What is expected> Copy the material that follows word for word and omit its pictures.

Materials provided>
--------------------------------------------------

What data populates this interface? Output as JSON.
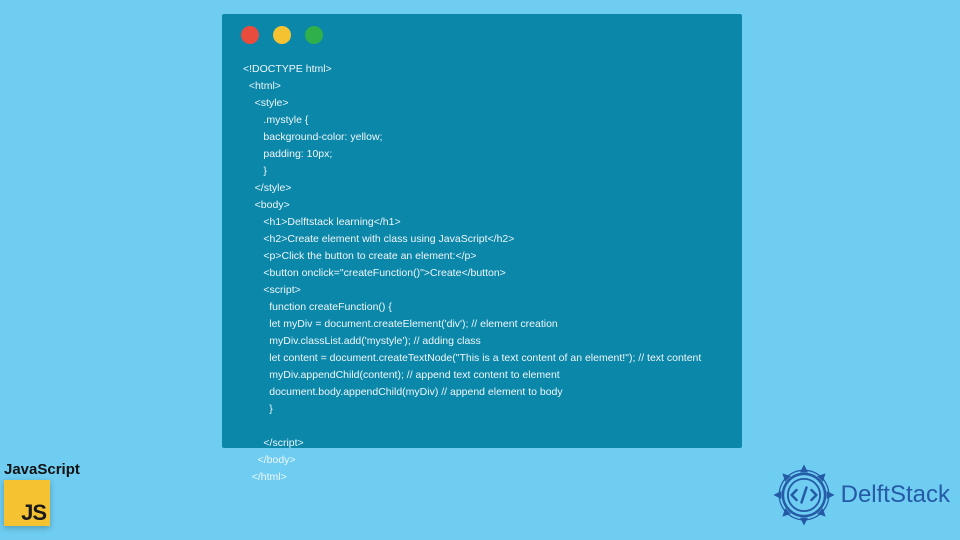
{
  "code_lines": [
    "<!DOCTYPE html>",
    "  <html>",
    "    <style>",
    "       .mystyle {",
    "       background-color: yellow;",
    "       padding: 10px;",
    "       }",
    "    </style>",
    "    <body>",
    "       <h1>Delftstack learning</h1>",
    "       <h2>Create element with class using JavaScript</h2>",
    "       <p>Click the button to create an element:</p>",
    "       <button onclick=\"createFunction()\">Create</button>",
    "       <script>",
    "         function createFunction() {",
    "         let myDiv = document.createElement('div'); // element creation",
    "         myDiv.classList.add('mystyle'); // adding class",
    "         let content = document.createTextNode(\"This is a text content of an element!\"); // text content",
    "         myDiv.appendChild(content); // append text content to element",
    "         document.body.appendChild(myDiv) // append element to body",
    "         }",
    "",
    "       </script>",
    "     </body>",
    "   </html>"
  ],
  "js_badge": {
    "label": "JavaScript",
    "logo_text": "JS"
  },
  "brand": {
    "name": "DelftStack"
  },
  "colors": {
    "page_bg": "#6fcdf1",
    "window_bg": "#0b87a9",
    "brand": "#245aa6"
  }
}
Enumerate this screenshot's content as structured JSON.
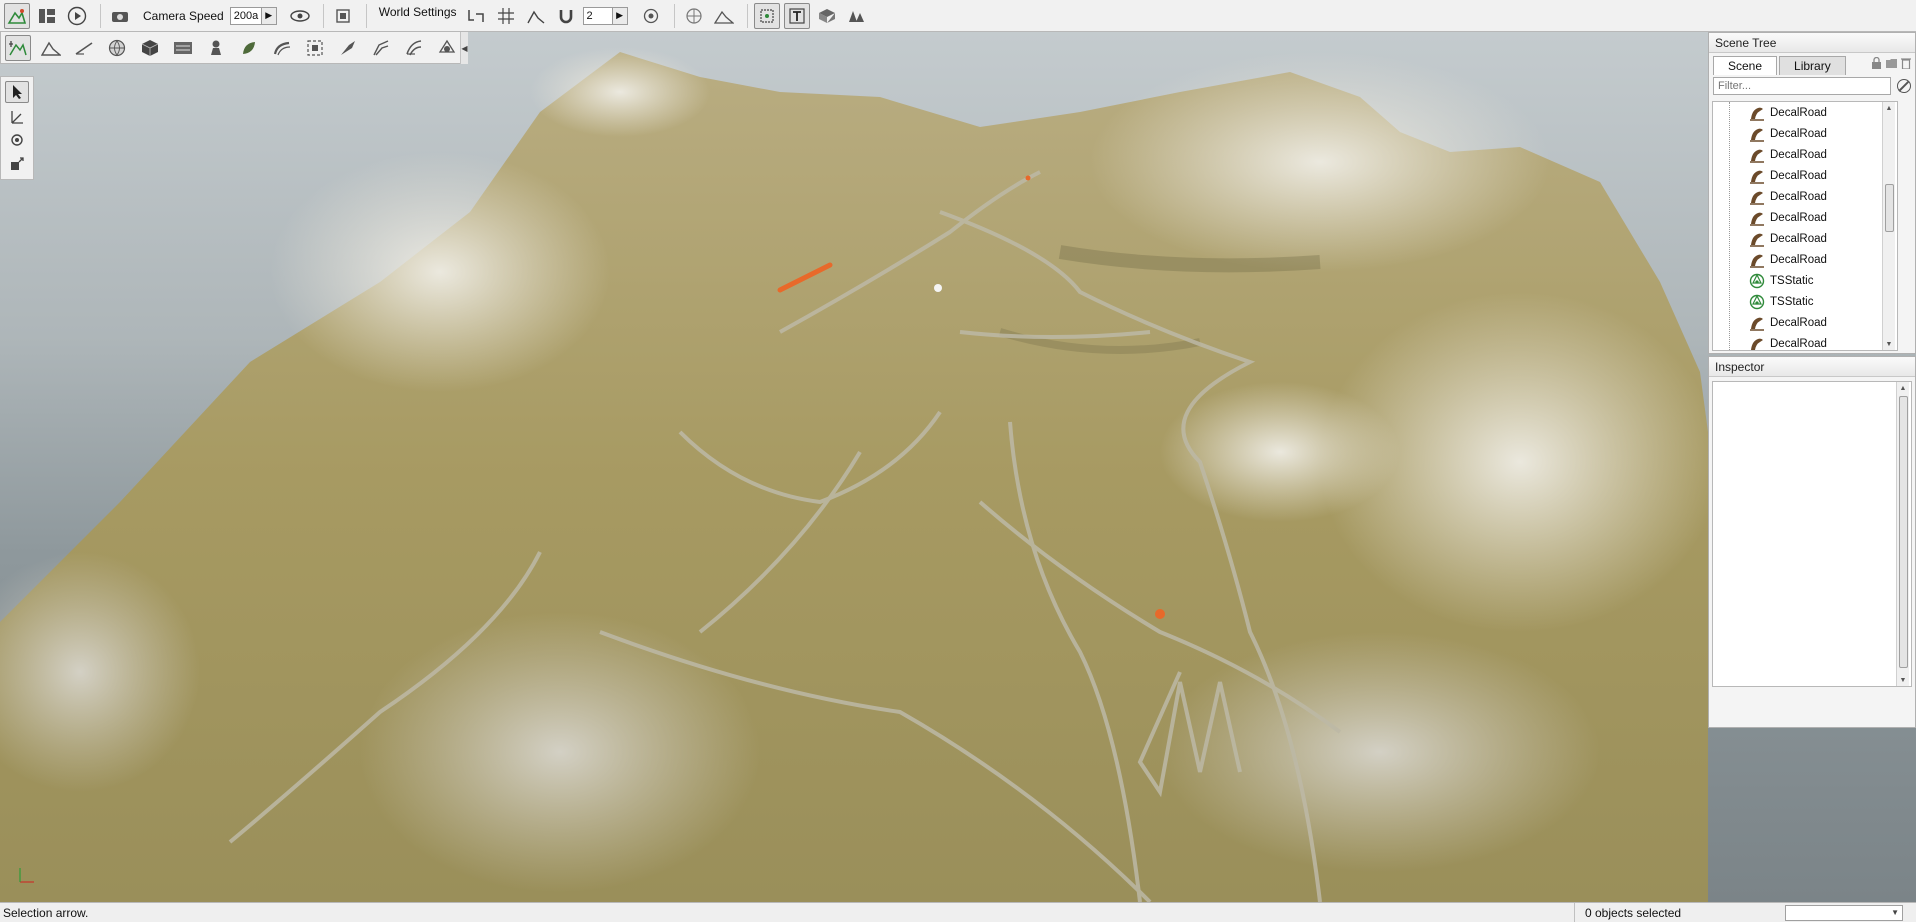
{
  "toolbar": {
    "camera_speed_label": "Camera Speed",
    "camera_speed_value": "200a",
    "world_settings_label": "World Settings",
    "grid_value": "2"
  },
  "scene_tree": {
    "title": "Scene Tree",
    "tabs": [
      {
        "label": "Scene",
        "active": true
      },
      {
        "label": "Library",
        "active": false
      }
    ],
    "filter_placeholder": "Filter...",
    "items": [
      {
        "label": "DecalRoad",
        "icon": "decal-road-icon"
      },
      {
        "label": "DecalRoad",
        "icon": "decal-road-icon"
      },
      {
        "label": "DecalRoad",
        "icon": "decal-road-icon"
      },
      {
        "label": "DecalRoad",
        "icon": "decal-road-icon"
      },
      {
        "label": "DecalRoad",
        "icon": "decal-road-icon"
      },
      {
        "label": "DecalRoad",
        "icon": "decal-road-icon"
      },
      {
        "label": "DecalRoad",
        "icon": "decal-road-icon"
      },
      {
        "label": "DecalRoad",
        "icon": "decal-road-icon"
      },
      {
        "label": "TSStatic",
        "icon": "ts-static-icon"
      },
      {
        "label": "TSStatic",
        "icon": "ts-static-icon"
      },
      {
        "label": "DecalRoad",
        "icon": "decal-road-icon"
      },
      {
        "label": "DecalRoad",
        "icon": "decal-road-icon"
      }
    ]
  },
  "inspector": {
    "title": "Inspector"
  },
  "status": {
    "message": "Selection arrow.",
    "selection_count": "0 objects selected"
  },
  "colors": {
    "road_icon": "#6b4a2a",
    "static_icon": "#2f8a3a",
    "marker": "#e8692a",
    "terrain": "#a89a66"
  }
}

--------------------------------------------------

Solution for this task>
What data populates this interface? Output as JSON.
{
  "code_lines": [
    "<!DOCTYPE html>",
    "  <html>",
    "    <style>",
    "       .mystyle {",
    "       background-color: yellow;",
    "       padding: 10px;",
    "       }",
    "    </style>",
    "    <body>",
    "       <h1>Delftstack learning</h1>",
    "       <h2>Create element with class using JavaScript</h2>",
    "       <p>Click the button to create an element:</p>",
    "       <button onclick=\"createFunction()\">Create</button>",
    "       <script>",
    "         function createFunction() {",
    "         let myDiv = document.createElement('div'); // element creation",
    "         myDiv.classList.add('mystyle'); // adding class",
    "         let content = document.createTextNode(\"This is a text content of an element!\"); // text content",
    "         myDiv.appendChild(content); // append text content to element",
    "         document.body.appendChild(myDiv) // append element to body",
    "         }",
    "",
    "       </script>",
    "     </body>",
    "   </html>"
  ],
  "js_badge": {
    "label": "JavaScript",
    "logo_text": "JS"
  },
  "brand": {
    "name": "DelftStack"
  },
  "colors": {
    "page_bg": "#6fcdf1",
    "window_bg": "#0b87a9",
    "brand": "#245aa6"
  }
}
Enumerate this screenshot's content as structured JSON.
{
  "toolbar": {
    "camera_speed_label": "Camera Speed",
    "camera_speed_value": "200a",
    "world_settings_label": "World Settings",
    "grid_value": "2"
  },
  "scene_tree": {
    "title": "Scene Tree",
    "tabs": [
      {
        "label": "Scene",
        "active": true
      },
      {
        "label": "Library",
        "active": false
      }
    ],
    "filter_placeholder": "Filter...",
    "items": [
      {
        "label": "DecalRoad",
        "icon": "decal-road-icon"
      },
      {
        "label": "DecalRoad",
        "icon": "decal-road-icon"
      },
      {
        "label": "DecalRoad",
        "icon": "decal-road-icon"
      },
      {
        "label": "DecalRoad",
        "icon": "decal-road-icon"
      },
      {
        "label": "DecalRoad",
        "icon": "decal-road-icon"
      },
      {
        "label": "DecalRoad",
        "icon": "decal-road-icon"
      },
      {
        "label": "DecalRoad",
        "icon": "decal-road-icon"
      },
      {
        "label": "DecalRoad",
        "icon": "decal-road-icon"
      },
      {
        "label": "TSStatic",
        "icon": "ts-static-icon"
      },
      {
        "label": "TSStatic",
        "icon": "ts-static-icon"
      },
      {
        "label": "DecalRoad",
        "icon": "decal-road-icon"
      },
      {
        "label": "DecalRoad",
        "icon": "decal-road-icon"
      }
    ]
  },
  "inspector": {
    "title": "Inspector"
  },
  "status": {
    "message": "Selection arrow.",
    "selection_count": "0 objects selected"
  },
  "colors": {
    "road_icon": "#6b4a2a",
    "static_icon": "#2f8a3a",
    "marker": "#e8692a",
    "terrain": "#a89a66"
  }
}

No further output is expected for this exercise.